* Problem statement
Scan the listing beneath this sentence. Report each line with the word "JSON".

================

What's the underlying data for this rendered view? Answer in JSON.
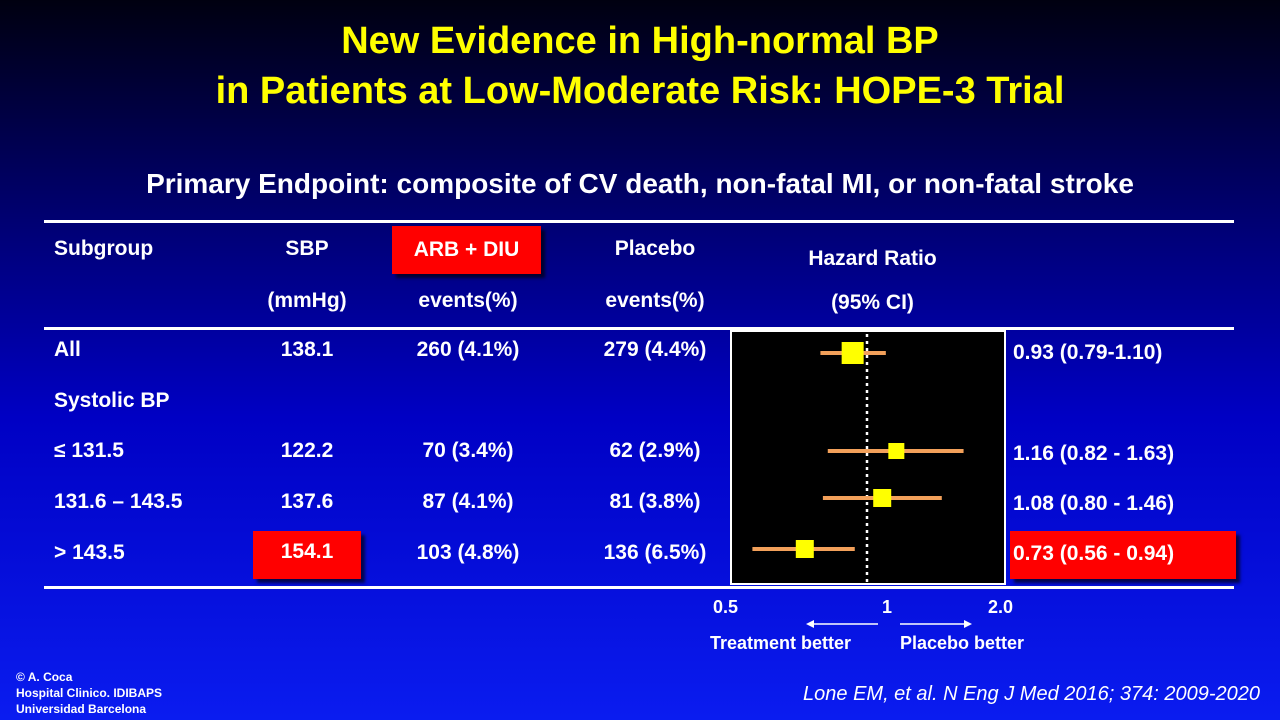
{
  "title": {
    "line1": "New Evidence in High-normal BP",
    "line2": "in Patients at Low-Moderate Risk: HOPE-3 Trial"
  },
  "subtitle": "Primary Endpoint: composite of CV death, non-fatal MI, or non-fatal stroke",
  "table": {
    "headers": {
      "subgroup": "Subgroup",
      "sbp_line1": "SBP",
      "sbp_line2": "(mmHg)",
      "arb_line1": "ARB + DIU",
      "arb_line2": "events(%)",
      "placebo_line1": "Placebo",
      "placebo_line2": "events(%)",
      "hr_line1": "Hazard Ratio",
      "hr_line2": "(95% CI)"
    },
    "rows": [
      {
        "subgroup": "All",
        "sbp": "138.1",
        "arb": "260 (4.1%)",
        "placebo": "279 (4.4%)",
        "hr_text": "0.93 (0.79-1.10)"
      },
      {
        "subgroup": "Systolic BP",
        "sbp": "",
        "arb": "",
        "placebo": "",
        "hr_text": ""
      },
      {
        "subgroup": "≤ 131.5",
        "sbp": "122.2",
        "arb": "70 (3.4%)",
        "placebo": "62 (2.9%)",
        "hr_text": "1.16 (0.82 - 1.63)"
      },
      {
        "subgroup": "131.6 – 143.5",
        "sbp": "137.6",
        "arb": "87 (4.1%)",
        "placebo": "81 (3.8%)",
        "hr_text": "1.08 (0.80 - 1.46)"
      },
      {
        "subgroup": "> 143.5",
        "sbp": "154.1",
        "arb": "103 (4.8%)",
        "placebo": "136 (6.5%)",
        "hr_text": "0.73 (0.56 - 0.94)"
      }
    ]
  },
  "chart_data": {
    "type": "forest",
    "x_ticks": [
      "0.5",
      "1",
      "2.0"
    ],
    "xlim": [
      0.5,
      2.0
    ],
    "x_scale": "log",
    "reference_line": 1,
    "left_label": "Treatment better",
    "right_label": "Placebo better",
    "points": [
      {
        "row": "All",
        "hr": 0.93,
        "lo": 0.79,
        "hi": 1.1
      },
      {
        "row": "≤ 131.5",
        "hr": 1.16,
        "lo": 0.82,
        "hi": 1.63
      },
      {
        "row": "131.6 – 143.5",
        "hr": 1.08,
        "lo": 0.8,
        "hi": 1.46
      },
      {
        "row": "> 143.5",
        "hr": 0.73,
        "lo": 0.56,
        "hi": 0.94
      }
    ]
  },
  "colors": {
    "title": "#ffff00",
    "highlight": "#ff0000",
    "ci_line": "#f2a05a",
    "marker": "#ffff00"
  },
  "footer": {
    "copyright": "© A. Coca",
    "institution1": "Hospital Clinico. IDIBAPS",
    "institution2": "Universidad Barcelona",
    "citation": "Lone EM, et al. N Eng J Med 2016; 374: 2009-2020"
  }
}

================

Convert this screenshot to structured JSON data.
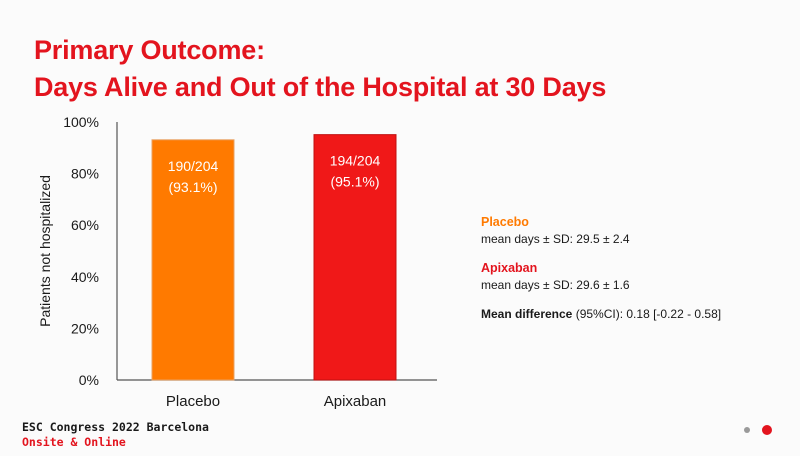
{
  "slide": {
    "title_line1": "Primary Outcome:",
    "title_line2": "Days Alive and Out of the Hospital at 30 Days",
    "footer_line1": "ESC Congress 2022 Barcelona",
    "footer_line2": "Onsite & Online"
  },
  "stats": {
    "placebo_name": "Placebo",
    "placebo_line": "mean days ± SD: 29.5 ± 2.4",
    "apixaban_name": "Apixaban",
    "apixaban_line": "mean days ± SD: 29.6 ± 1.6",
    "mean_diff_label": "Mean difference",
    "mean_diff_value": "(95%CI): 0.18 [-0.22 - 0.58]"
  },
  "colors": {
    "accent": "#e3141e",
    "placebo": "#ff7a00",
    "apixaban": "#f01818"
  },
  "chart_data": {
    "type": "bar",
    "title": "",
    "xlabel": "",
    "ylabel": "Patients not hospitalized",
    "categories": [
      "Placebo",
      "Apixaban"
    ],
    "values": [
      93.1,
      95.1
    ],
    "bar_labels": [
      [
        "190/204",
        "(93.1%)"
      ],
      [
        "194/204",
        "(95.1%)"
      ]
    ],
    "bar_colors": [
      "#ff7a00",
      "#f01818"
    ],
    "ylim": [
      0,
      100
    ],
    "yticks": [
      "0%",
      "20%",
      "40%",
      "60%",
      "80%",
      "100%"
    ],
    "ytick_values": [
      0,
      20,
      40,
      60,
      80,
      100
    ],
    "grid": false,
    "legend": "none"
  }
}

================

* Worked solution
What's the underlying data for this rendered view? Answer in JSON.
Convert this screenshot to structured JSON data.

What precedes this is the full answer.